▶ **Task**: Repeat the listing in full, exactly as it stands.

══ Data excerpts

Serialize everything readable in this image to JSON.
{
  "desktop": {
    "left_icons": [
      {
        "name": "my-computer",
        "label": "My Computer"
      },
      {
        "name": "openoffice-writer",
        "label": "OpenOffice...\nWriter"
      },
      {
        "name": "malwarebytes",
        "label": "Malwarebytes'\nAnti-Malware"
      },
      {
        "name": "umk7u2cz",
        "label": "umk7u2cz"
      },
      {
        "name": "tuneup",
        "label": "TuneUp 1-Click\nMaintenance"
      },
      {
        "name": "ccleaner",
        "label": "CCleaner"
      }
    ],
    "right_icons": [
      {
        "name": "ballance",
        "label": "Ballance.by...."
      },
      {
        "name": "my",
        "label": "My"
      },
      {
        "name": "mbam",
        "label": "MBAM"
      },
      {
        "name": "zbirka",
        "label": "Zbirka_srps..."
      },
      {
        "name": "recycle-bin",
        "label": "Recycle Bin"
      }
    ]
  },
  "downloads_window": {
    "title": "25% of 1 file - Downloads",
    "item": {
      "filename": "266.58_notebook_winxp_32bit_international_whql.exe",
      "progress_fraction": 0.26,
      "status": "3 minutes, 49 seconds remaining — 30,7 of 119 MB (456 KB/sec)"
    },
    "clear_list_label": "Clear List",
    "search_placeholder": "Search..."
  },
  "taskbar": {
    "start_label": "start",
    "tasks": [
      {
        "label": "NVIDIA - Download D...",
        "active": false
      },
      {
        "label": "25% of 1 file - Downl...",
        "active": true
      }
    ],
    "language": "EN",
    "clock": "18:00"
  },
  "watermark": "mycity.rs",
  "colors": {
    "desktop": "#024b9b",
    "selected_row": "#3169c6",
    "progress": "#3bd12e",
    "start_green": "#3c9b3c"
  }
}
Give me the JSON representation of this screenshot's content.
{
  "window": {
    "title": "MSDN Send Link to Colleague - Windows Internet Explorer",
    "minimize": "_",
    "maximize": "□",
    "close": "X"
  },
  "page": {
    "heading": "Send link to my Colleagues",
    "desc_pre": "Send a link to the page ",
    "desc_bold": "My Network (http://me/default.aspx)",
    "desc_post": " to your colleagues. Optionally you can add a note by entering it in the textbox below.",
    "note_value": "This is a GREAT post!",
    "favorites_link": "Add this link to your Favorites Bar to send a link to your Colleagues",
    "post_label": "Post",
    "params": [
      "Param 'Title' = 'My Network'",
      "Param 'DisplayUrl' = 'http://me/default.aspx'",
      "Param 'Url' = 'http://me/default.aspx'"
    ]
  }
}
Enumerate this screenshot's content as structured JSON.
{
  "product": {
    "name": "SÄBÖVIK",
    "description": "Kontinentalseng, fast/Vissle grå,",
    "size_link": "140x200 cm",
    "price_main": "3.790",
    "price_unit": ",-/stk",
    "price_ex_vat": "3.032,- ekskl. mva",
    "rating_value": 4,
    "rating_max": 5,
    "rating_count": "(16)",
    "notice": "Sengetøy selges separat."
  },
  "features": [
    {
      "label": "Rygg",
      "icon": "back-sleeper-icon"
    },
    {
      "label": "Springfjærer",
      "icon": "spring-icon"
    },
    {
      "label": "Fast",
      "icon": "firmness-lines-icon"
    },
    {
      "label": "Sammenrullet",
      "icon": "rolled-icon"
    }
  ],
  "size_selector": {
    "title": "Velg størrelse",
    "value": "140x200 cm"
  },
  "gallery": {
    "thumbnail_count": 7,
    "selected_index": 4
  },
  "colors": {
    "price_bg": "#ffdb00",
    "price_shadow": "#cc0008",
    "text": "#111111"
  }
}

════

▶ **Exercise output**:
Serialize everything readable in this image to JSON.
{
  "desktop": {
    "left_icons": [
      {
        "name": "my-computer",
        "label": "My Computer"
      },
      {
        "name": "openoffice-writer",
        "label": "OpenOffice...\nWriter"
      },
      {
        "name": "malwarebytes",
        "label": "Malwarebytes'\nAnti-Malware"
      },
      {
        "name": "umk7u2cz",
        "label": "umk7u2cz"
      },
      {
        "name": "tuneup",
        "label": "TuneUp 1-Click\nMaintenance"
      },
      {
        "name": "ccleaner",
        "label": "CCleaner"
      }
    ],
    "right_icons": [
      {
        "name": "ballance",
        "label": "Ballance.by...."
      },
      {
        "name": "my",
        "label": "My"
      },
      {
        "name": "mbam",
        "label": "MBAM"
      },
      {
        "name": "zbirka",
        "label": "Zbirka_srps..."
      },
      {
        "name": "recycle-bin",
        "label": "Recycle Bin"
      }
    ]
  },
  "downloads_window": {
    "title": "25% of 1 file - Downloads",
    "item": {
      "filename": "266.58_notebook_winxp_32bit_international_whql.exe",
      "progress_fraction": 0.26,
      "status": "3 minutes, 49 seconds remaining — 30,7 of 119 MB (456 KB/sec)"
    },
    "clear_list_label": "Clear List",
    "search_placeholder": "Search..."
  },
  "taskbar": {
    "start_label": "start",
    "tasks": [
      {
        "label": "NVIDIA - Download D...",
        "active": false
      },
      {
        "label": "25% of 1 file - Downl...",
        "active": true
      }
    ],
    "language": "EN",
    "clock": "18:00"
  },
  "watermark": "mycity.rs",
  "colors": {
    "desktop": "#024b9b",
    "selected_row": "#3169c6",
    "progress": "#3bd12e",
    "start_green": "#3c9b3c"
  }
}
Give me the JSON representation of this screenshot's content.
{
  "window": {
    "title": "MSDN Send Link to Colleague - Windows Internet Explorer",
    "minimize": "_",
    "maximize": "□",
    "close": "X"
  },
  "page": {
    "heading": "Send link to my Colleagues",
    "desc_pre": "Send a link to the page ",
    "desc_bold": "My Network (http://me/default.aspx)",
    "desc_post": " to your colleagues. Optionally you can add a note by entering it in the textbox below.",
    "note_value": "This is a GREAT post!",
    "favorites_link": "Add this link to your Favorites Bar to send a link to your Colleagues",
    "post_label": "Post",
    "params": [
      "Param 'Title' = 'My Network'",
      "Param 'DisplayUrl' = 'http://me/default.aspx'",
      "Param 'Url' = 'http://me/default.aspx'"
    ]
  }
}
Enumerate this screenshot's content as structured JSON.
{
  "product": {
    "name": "SÄBÖVIK",
    "description": "Kontinentalseng, fast/Vissle grå,",
    "size_link": "140x200 cm",
    "price_main": "3.790",
    "price_unit": ",-/stk",
    "price_ex_vat": "3.032,- ekskl. mva",
    "rating_value": 4,
    "rating_max": 5,
    "rating_count": "(16)",
    "notice": "Sengetøy selges separat."
  },
  "features": [
    {
      "label": "Rygg",
      "icon": "back-sleeper-icon"
    },
    {
      "label": "Springfjærer",
      "icon": "spring-icon"
    },
    {
      "label": "Fast",
      "icon": "firmness-lines-icon"
    },
    {
      "label": "Sammenrullet",
      "icon": "rolled-icon"
    }
  ],
  "size_selector": {
    "title": "Velg størrelse",
    "value": "140x200 cm"
  },
  "gallery": {
    "thumbnail_count": 7,
    "selected_index": 4
  },
  "colors": {
    "price_bg": "#ffdb00",
    "price_shadow": "#cc0008",
    "text": "#111111"
  }
}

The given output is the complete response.